[A run of records]
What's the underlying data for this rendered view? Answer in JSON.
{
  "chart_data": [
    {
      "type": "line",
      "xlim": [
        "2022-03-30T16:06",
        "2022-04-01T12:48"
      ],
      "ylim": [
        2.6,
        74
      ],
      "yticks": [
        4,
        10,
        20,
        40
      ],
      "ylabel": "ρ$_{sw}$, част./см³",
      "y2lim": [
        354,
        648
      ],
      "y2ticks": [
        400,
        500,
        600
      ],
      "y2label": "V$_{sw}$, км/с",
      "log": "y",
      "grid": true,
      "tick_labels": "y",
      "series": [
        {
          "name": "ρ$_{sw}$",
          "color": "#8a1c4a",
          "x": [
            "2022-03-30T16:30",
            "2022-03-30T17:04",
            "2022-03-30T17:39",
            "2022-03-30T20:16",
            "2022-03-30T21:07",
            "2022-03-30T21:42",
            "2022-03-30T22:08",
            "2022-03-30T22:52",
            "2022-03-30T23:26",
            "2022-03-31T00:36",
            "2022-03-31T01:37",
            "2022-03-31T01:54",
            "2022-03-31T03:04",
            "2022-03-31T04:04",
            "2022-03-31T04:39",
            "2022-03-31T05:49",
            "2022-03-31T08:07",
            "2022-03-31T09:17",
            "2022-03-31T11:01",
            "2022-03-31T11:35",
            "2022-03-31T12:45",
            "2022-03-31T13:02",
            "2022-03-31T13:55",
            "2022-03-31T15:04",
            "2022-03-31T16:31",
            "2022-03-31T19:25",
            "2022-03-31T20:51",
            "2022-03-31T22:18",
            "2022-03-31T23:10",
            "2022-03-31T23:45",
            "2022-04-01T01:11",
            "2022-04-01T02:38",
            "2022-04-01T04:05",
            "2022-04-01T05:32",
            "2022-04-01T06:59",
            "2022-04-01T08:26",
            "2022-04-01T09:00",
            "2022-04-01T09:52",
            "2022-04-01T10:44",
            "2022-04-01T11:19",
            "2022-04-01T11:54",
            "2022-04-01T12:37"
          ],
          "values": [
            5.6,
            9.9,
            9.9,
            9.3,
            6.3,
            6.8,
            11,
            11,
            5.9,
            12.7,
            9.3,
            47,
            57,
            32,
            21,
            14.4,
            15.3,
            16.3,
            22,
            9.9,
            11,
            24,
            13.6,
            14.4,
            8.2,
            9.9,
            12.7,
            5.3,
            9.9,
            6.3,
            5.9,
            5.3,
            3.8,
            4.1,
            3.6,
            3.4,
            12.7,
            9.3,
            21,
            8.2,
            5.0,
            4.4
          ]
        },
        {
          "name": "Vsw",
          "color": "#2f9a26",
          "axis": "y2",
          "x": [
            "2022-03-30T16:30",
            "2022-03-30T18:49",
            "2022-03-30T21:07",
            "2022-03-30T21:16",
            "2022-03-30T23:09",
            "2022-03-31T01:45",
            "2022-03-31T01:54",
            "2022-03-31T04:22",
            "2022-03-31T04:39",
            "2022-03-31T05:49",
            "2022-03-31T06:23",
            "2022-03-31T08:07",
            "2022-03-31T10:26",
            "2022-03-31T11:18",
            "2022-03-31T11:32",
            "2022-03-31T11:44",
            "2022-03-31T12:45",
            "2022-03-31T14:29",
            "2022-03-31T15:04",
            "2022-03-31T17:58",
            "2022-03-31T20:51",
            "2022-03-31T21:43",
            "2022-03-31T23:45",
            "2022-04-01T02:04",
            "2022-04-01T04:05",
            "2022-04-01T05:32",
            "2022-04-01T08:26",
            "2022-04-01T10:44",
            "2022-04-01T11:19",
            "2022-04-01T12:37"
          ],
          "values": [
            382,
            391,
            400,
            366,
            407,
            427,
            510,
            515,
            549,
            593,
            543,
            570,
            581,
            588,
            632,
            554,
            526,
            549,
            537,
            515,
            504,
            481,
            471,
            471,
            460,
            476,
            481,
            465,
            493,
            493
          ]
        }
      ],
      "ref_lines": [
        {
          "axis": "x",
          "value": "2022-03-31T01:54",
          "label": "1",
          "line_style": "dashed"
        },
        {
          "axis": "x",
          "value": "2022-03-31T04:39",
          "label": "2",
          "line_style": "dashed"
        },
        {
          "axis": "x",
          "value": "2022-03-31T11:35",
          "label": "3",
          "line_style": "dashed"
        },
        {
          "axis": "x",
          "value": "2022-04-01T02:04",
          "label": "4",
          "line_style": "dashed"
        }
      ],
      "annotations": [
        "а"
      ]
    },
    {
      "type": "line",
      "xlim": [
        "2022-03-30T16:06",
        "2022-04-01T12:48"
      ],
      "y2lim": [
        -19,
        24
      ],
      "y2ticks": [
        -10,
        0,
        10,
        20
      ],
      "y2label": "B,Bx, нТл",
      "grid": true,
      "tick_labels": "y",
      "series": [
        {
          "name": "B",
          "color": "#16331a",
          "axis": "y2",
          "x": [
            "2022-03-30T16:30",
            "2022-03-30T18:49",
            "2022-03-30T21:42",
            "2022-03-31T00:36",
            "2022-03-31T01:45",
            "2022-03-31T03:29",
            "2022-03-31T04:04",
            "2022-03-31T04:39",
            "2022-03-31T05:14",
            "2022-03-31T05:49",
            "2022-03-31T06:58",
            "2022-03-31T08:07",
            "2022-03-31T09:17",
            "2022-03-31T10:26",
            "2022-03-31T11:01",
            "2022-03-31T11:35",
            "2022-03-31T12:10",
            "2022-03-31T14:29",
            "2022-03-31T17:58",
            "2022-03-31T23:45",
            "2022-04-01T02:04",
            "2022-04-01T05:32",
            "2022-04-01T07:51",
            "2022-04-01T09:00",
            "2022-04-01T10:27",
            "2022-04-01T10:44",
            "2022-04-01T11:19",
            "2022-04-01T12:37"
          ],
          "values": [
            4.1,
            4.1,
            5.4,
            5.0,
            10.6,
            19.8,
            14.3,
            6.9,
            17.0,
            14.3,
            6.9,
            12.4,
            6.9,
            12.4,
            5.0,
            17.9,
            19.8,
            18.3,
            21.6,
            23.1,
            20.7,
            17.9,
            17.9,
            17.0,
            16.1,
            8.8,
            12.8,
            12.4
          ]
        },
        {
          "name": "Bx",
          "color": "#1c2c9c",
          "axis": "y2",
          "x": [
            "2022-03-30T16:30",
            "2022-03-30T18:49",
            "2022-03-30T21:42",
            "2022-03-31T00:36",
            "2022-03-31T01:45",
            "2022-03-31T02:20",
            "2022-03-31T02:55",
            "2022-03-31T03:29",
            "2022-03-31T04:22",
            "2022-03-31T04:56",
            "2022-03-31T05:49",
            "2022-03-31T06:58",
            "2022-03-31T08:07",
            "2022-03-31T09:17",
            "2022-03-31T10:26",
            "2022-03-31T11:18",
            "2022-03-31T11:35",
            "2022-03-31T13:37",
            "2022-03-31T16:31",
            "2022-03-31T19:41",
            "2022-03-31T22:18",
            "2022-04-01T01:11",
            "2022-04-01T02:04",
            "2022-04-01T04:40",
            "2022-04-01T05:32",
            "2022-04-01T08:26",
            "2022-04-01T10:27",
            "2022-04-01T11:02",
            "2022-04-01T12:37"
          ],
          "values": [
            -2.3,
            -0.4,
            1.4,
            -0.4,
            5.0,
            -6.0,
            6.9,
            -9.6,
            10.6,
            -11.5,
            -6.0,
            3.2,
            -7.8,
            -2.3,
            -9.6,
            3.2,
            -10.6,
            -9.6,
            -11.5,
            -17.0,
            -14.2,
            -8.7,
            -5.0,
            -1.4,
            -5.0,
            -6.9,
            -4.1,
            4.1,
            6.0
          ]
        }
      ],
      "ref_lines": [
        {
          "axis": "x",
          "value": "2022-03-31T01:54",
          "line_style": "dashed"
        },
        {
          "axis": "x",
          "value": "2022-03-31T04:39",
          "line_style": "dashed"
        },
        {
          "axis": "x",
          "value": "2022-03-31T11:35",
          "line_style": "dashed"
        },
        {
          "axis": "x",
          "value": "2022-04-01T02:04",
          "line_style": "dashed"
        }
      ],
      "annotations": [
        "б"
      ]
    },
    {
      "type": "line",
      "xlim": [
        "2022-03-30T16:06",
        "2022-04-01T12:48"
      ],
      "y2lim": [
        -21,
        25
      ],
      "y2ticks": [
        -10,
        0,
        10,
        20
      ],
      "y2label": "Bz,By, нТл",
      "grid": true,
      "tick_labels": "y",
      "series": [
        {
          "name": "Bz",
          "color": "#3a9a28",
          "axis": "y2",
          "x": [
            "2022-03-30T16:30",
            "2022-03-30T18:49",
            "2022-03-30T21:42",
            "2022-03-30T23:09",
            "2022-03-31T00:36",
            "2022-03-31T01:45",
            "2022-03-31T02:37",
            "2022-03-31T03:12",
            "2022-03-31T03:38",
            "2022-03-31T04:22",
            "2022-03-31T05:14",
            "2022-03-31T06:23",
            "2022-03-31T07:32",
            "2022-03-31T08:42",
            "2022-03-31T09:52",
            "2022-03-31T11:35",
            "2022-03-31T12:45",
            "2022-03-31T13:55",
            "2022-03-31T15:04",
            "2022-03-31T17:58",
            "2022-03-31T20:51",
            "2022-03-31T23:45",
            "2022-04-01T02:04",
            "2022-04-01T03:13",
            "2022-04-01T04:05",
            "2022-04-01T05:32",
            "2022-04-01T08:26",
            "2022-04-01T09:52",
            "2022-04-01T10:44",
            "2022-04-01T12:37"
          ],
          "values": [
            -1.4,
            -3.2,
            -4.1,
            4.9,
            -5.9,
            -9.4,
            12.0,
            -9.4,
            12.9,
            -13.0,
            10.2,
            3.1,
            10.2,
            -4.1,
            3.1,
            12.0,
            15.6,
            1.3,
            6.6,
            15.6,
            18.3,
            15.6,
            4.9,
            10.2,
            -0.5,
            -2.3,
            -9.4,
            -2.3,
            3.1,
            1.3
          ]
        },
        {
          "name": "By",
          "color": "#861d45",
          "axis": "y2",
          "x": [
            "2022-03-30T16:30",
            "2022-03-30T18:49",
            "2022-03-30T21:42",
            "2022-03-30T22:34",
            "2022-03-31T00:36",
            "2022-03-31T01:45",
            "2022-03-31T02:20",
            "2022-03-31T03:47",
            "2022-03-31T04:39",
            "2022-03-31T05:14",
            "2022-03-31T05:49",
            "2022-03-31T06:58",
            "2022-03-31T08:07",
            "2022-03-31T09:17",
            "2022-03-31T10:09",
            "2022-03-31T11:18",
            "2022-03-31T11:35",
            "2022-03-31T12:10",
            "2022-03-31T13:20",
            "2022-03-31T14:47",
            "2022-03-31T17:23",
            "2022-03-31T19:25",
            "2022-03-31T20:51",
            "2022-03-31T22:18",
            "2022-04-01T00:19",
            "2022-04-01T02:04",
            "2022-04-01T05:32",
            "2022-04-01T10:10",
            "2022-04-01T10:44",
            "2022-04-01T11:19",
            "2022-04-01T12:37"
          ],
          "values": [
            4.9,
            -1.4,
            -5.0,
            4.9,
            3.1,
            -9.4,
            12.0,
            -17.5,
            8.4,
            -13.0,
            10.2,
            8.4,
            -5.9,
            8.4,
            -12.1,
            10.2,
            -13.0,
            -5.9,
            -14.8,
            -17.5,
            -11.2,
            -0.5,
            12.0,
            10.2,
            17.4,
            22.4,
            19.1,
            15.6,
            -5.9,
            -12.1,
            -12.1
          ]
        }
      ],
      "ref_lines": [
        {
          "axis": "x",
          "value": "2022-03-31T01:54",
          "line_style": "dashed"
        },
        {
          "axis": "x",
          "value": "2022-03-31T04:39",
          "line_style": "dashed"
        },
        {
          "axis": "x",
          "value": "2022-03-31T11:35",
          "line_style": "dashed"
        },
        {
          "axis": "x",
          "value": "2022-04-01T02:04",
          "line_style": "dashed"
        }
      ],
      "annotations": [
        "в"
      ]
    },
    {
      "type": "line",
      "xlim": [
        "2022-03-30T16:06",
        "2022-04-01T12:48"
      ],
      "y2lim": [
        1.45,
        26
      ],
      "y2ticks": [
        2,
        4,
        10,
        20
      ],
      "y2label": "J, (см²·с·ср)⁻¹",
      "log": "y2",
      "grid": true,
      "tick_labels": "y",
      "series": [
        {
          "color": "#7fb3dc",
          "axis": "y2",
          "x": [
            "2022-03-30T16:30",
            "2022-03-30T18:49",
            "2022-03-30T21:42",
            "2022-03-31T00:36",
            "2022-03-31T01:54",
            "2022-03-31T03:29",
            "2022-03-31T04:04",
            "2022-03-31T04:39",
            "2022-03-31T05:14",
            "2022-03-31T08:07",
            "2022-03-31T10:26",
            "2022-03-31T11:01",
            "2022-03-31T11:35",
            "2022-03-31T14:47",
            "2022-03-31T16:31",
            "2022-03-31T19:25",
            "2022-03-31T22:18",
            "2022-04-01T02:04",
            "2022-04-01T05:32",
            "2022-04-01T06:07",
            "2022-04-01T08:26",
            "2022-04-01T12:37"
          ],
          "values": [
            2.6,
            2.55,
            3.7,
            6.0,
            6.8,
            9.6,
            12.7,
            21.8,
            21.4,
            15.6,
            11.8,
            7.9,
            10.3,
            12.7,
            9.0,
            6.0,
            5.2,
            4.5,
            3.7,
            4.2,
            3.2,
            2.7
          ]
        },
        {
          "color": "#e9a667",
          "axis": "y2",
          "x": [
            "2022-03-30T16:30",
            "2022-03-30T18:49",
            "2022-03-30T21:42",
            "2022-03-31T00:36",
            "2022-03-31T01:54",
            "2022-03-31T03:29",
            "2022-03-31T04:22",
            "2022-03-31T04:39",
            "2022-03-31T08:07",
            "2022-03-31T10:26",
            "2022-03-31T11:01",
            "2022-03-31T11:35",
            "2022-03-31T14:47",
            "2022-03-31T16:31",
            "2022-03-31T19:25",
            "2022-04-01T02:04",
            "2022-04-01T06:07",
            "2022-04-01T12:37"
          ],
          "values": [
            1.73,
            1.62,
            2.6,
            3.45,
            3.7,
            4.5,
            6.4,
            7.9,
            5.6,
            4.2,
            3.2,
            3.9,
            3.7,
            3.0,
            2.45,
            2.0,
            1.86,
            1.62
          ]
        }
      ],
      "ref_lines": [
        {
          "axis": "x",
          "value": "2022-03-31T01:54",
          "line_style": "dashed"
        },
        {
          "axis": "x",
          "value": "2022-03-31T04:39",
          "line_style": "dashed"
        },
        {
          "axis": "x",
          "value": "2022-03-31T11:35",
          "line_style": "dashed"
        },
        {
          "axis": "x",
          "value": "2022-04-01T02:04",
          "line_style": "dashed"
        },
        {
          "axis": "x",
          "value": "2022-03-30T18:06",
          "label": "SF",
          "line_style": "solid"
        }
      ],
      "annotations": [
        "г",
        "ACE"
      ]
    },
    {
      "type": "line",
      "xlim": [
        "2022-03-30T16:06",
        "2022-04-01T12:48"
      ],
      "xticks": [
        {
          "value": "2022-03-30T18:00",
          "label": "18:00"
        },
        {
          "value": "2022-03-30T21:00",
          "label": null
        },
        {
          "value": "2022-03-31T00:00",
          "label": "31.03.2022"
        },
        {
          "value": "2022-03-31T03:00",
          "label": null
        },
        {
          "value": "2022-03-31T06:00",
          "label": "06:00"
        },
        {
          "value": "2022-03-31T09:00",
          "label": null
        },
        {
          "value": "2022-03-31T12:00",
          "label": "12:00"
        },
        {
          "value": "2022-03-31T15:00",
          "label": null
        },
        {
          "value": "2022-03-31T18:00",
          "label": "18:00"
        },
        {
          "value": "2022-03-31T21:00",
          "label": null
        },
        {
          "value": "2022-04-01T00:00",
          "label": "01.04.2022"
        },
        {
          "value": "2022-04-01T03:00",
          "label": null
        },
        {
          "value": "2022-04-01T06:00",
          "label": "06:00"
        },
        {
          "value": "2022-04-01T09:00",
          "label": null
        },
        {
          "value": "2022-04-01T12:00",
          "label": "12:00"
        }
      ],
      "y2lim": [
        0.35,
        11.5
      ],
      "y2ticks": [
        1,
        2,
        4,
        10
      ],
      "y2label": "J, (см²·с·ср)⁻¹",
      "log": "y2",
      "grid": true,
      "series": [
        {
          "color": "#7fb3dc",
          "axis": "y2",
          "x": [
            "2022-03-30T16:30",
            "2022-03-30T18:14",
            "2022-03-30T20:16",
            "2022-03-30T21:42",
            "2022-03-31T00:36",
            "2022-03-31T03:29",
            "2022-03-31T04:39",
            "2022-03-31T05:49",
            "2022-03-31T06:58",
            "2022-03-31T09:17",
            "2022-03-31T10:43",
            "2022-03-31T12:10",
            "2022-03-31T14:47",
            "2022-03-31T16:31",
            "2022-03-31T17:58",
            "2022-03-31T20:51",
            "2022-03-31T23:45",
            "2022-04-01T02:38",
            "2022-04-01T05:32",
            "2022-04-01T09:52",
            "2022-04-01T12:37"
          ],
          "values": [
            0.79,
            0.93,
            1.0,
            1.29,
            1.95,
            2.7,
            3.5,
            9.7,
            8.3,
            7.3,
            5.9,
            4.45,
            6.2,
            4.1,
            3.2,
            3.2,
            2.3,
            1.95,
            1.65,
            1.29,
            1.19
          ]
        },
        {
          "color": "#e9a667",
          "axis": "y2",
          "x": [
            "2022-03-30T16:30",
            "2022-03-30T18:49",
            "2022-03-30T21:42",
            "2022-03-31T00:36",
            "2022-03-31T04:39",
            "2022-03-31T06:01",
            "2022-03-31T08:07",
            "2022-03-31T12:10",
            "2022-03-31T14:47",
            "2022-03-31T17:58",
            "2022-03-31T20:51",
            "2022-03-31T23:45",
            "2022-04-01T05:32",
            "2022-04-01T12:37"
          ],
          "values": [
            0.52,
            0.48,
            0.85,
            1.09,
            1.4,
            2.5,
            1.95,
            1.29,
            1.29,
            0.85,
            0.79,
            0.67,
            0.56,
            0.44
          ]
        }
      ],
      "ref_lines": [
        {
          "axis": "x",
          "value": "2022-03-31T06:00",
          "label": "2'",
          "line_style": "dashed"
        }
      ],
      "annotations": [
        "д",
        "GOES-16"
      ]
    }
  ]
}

WORK REQUIRED:
From the listing above, copy all lines holding the word "name".

SOLUTION FOR THIS PROBLEM:
          "name": "ρ$_{sw}$",
          "name": "Vsw",
          "name": "B",
          "name": "Bx",
          "name": "Bz",
          "name": "By",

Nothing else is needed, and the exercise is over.